■ Brief
Identify the lines that contain the string "name" and copy all of them.
....................
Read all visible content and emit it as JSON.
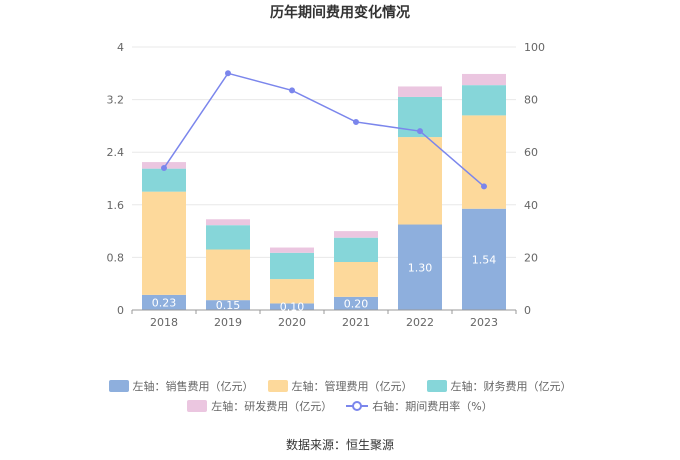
{
  "chart_data": {
    "type": "bar",
    "stacked": true,
    "title": "历年期间费用变化情况",
    "categories": [
      "2018",
      "2019",
      "2020",
      "2021",
      "2022",
      "2023"
    ],
    "ylim_left": [
      0,
      4
    ],
    "yticks_left": [
      "0",
      "0.8",
      "1.6",
      "2.4",
      "3.2",
      "4"
    ],
    "ylim_right": [
      0,
      100
    ],
    "yticks_right": [
      "0",
      "20",
      "40",
      "60",
      "80",
      "100"
    ],
    "grid": true,
    "legend_position": "bottom",
    "series": [
      {
        "name": "左轴：销售费用（亿元）",
        "type": "bar",
        "axis": "left",
        "color": "#8eafdd",
        "values": [
          0.23,
          0.15,
          0.1,
          0.2,
          1.3,
          1.54
        ],
        "labels": [
          "0.23",
          "0.15",
          "0.10",
          "0.20",
          "1.30",
          "1.54"
        ]
      },
      {
        "name": "左轴：管理费用（亿元）",
        "type": "bar",
        "axis": "left",
        "color": "#fdd99b",
        "values": [
          1.57,
          0.77,
          0.37,
          0.53,
          1.33,
          1.42
        ]
      },
      {
        "name": "左轴：财务费用（亿元）",
        "type": "bar",
        "axis": "left",
        "color": "#86d6d9",
        "values": [
          0.35,
          0.37,
          0.4,
          0.37,
          0.61,
          0.46
        ]
      },
      {
        "name": "左轴：研发费用（亿元）",
        "type": "bar",
        "axis": "left",
        "color": "#ebc6e0",
        "values": [
          0.1,
          0.09,
          0.08,
          0.1,
          0.16,
          0.17
        ]
      },
      {
        "name": "右轴：期间费用率（%）",
        "type": "line",
        "axis": "right",
        "color": "#7b86ec",
        "values": [
          54,
          90,
          83.5,
          71.5,
          68,
          47
        ]
      }
    ]
  },
  "source": "数据来源：恒生聚源"
}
....................
■ Output
        "name": "左轴：销售费用（亿元）",
        "name": "左轴：管理费用（亿元）",
        "name": "左轴：财务费用（亿元）",
        "name": "左轴：研发费用（亿元）",
        "name": "右轴：期间费用率（%）",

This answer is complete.